__INSTRUCTION__
Output the data below in full, character for character.

————————

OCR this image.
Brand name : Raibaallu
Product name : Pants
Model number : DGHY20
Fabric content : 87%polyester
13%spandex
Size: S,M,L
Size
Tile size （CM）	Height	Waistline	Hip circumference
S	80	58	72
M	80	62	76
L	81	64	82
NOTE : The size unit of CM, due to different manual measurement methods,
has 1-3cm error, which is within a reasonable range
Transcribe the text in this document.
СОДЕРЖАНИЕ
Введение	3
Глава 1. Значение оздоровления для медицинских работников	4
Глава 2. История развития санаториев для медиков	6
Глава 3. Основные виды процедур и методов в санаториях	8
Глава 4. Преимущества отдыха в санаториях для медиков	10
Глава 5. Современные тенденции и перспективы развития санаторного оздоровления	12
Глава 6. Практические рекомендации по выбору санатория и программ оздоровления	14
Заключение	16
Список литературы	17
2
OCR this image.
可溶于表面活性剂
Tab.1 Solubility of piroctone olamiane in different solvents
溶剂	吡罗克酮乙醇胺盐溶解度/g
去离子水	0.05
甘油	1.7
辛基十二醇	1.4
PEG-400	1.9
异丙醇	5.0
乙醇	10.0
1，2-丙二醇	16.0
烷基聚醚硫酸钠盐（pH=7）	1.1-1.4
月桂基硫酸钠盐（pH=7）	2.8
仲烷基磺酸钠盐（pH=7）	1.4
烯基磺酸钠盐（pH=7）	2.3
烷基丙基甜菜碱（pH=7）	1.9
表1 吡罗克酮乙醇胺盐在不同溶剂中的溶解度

————————

__THE ANSWER__
OCR this image.
Brand name : Raibaallu
Product name : Pants
Model number : DGHY20
Fabric content : 87%polyester
13%spandex
Size: S,M,L
Size
Tile size （CM）	Height	Waistline	Hip circumference
S	80	58	72
M	80	62	76
L	81	64	82
NOTE : The size unit of CM, due to different manual measurement methods,
has 1-3cm error, which is within a reasonable range
Transcribe the text in this document.
СОДЕРЖАНИЕ
Введение	3
Глава 1. Значение оздоровления для медицинских работников	4
Глава 2. История развития санаториев для медиков	6
Глава 3. Основные виды процедур и методов в санаториях	8
Глава 4. Преимущества отдыха в санаториях для медиков	10
Глава 5. Современные тенденции и перспективы развития санаторного оздоровления	12
Глава 6. Практические рекомендации по выбору санатория и программ оздоровления	14
Заключение	16
Список литературы	17
2
OCR this image.
可溶于表面活性剂
Tab.1 Solubility of piroctone olamiane in different solvents
溶剂	吡罗克酮乙醇胺盐溶解度/g
去离子水	0.05
甘油	1.7
辛基十二醇	1.4
PEG-400	1.9
异丙醇	5.0
乙醇	10.0
1，2-丙二醇	16.0
烷基聚醚硫酸钠盐（pH=7）	1.1-1.4
月桂基硫酸钠盐（pH=7）	2.8
仲烷基磺酸钠盐（pH=7）	1.4
烯基磺酸钠盐（pH=7）	2.3
烷基丙基甜菜碱（pH=7）	1.9
表1 吡罗克酮乙醇胺盐在不同溶剂中的溶解度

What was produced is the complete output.